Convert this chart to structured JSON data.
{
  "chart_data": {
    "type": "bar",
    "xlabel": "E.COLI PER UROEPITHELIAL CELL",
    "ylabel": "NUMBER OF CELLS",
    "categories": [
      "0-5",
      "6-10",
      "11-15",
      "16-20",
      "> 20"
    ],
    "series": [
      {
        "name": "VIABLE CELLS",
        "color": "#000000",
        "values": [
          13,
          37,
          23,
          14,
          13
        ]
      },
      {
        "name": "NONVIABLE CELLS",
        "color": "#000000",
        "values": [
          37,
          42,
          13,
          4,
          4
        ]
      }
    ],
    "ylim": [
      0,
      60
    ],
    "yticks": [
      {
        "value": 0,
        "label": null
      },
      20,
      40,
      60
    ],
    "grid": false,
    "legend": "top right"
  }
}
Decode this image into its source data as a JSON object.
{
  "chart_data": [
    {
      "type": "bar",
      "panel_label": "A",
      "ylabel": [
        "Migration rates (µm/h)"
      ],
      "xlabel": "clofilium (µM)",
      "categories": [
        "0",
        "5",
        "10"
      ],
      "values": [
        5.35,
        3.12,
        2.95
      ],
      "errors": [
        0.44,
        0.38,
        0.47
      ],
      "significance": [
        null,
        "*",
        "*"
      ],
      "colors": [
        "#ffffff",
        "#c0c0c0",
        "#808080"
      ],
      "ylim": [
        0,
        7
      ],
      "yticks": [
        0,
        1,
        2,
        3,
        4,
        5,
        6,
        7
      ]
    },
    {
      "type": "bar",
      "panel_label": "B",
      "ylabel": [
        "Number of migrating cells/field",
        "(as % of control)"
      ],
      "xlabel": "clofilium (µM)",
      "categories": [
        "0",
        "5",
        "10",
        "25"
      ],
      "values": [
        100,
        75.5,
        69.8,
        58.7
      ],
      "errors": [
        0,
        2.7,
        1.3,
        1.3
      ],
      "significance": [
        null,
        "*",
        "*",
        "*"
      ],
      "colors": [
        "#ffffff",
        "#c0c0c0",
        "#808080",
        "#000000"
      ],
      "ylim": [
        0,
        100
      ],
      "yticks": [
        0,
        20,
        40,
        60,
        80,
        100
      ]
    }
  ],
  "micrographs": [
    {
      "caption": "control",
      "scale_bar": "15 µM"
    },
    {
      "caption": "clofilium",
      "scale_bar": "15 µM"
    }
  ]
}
--
*Work item*: Every line of the records above needs to be given again exactly.

*Result of this exercise*:
Convert this chart to structured JSON data.
{
  "chart_data": {
    "type": "bar",
    "xlabel": "E.COLI PER UROEPITHELIAL CELL",
    "ylabel": "NUMBER OF CELLS",
    "categories": [
      "0-5",
      "6-10",
      "11-15",
      "16-20",
      "> 20"
    ],
    "series": [
      {
        "name": "VIABLE CELLS",
        "color": "#000000",
        "values": [
          13,
          37,
          23,
          14,
          13
        ]
      },
      {
        "name": "NONVIABLE CELLS",
        "color": "#000000",
        "values": [
          37,
          42,
          13,
          4,
          4
        ]
      }
    ],
    "ylim": [
      0,
      60
    ],
    "yticks": [
      {
        "value": 0,
        "label": null
      },
      20,
      40,
      60
    ],
    "grid": false,
    "legend": "top right"
  }
}
Decode this image into its source data as a JSON object.
{
  "chart_data": [
    {
      "type": "bar",
      "panel_label": "A",
      "ylabel": [
        "Migration rates (µm/h)"
      ],
      "xlabel": "clofilium (µM)",
      "categories": [
        "0",
        "5",
        "10"
      ],
      "values": [
        5.35,
        3.12,
        2.95
      ],
      "errors": [
        0.44,
        0.38,
        0.47
      ],
      "significance": [
        null,
        "*",
        "*"
      ],
      "colors": [
        "#ffffff",
        "#c0c0c0",
        "#808080"
      ],
      "ylim": [
        0,
        7
      ],
      "yticks": [
        0,
        1,
        2,
        3,
        4,
        5,
        6,
        7
      ]
    },
    {
      "type": "bar",
      "panel_label": "B",
      "ylabel": [
        "Number of migrating cells/field",
        "(as % of control)"
      ],
      "xlabel": "clofilium (µM)",
      "categories": [
        "0",
        "5",
        "10",
        "25"
      ],
      "values": [
        100,
        75.5,
        69.8,
        58.7
      ],
      "errors": [
        0,
        2.7,
        1.3,
        1.3
      ],
      "significance": [
        null,
        "*",
        "*",
        "*"
      ],
      "colors": [
        "#ffffff",
        "#c0c0c0",
        "#808080",
        "#000000"
      ],
      "ylim": [
        0,
        100
      ],
      "yticks": [
        0,
        20,
        40,
        60,
        80,
        100
      ]
    }
  ],
  "micrographs": [
    {
      "caption": "control",
      "scale_bar": "15 µM"
    },
    {
      "caption": "clofilium",
      "scale_bar": "15 µM"
    }
  ]
}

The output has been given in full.